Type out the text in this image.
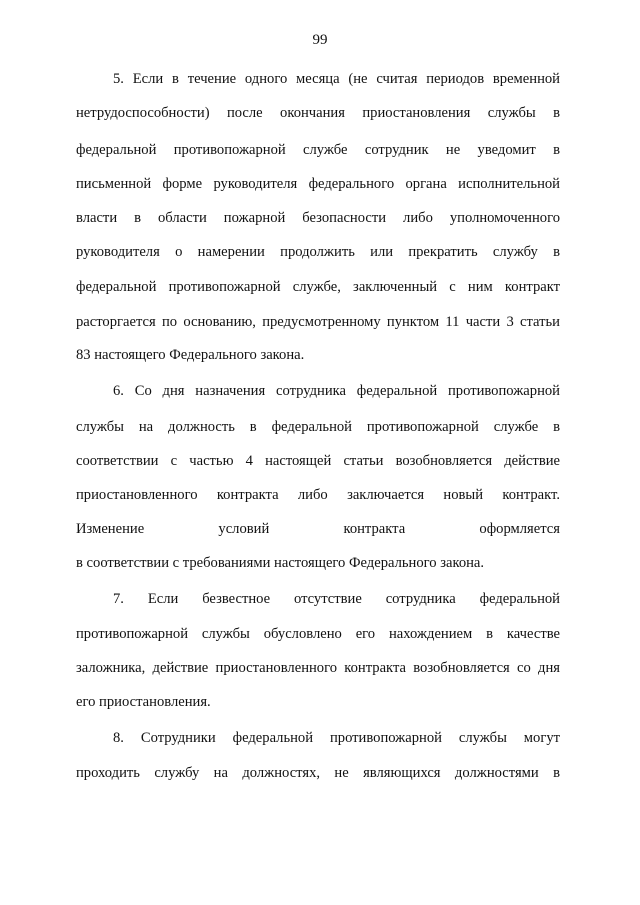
99
5. Если в течение одного месяца (не считая периодов временной
нетрудоспособности) после окончания приостановления службы в
федеральной противопожарной службе сотрудник не уведомит в
письменной форме руководителя федерального органа исполнительной
власти в области пожарной безопасности либо уполномоченного
руководителя о намерении продолжить или прекратить службу в
федеральной противопожарной службе, заключенный с ним контракт
расторгается по основанию, предусмотренному пунктом 11 части 3 статьи
83 настоящего Федерального закона.
6. Со дня назначения сотрудника федеральной противопожарной
службы на должность в федеральной противопожарной службе в
соответствии с частью 4 настоящей статьи возобновляется действие
приостановленного контракта либо заключается новый контракт.
Изменение условий контракта оформляется
в соответствии с требованиями настоящего Федерального закона.
7. Если безвестное отсутствие сотрудника федеральной
противопожарной службы обусловлено его нахождением в качестве
заложника, действие приостановленного контракта возобновляется со дня
его приостановления.
8. Сотрудники федеральной противопожарной службы могут
проходить службу на должностях, не являющихся должностями в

──────

* GIVEN EXERCISE
Say how many lines in this material hold "приостановленного", and say nothing else.

* RESULT BELOW
2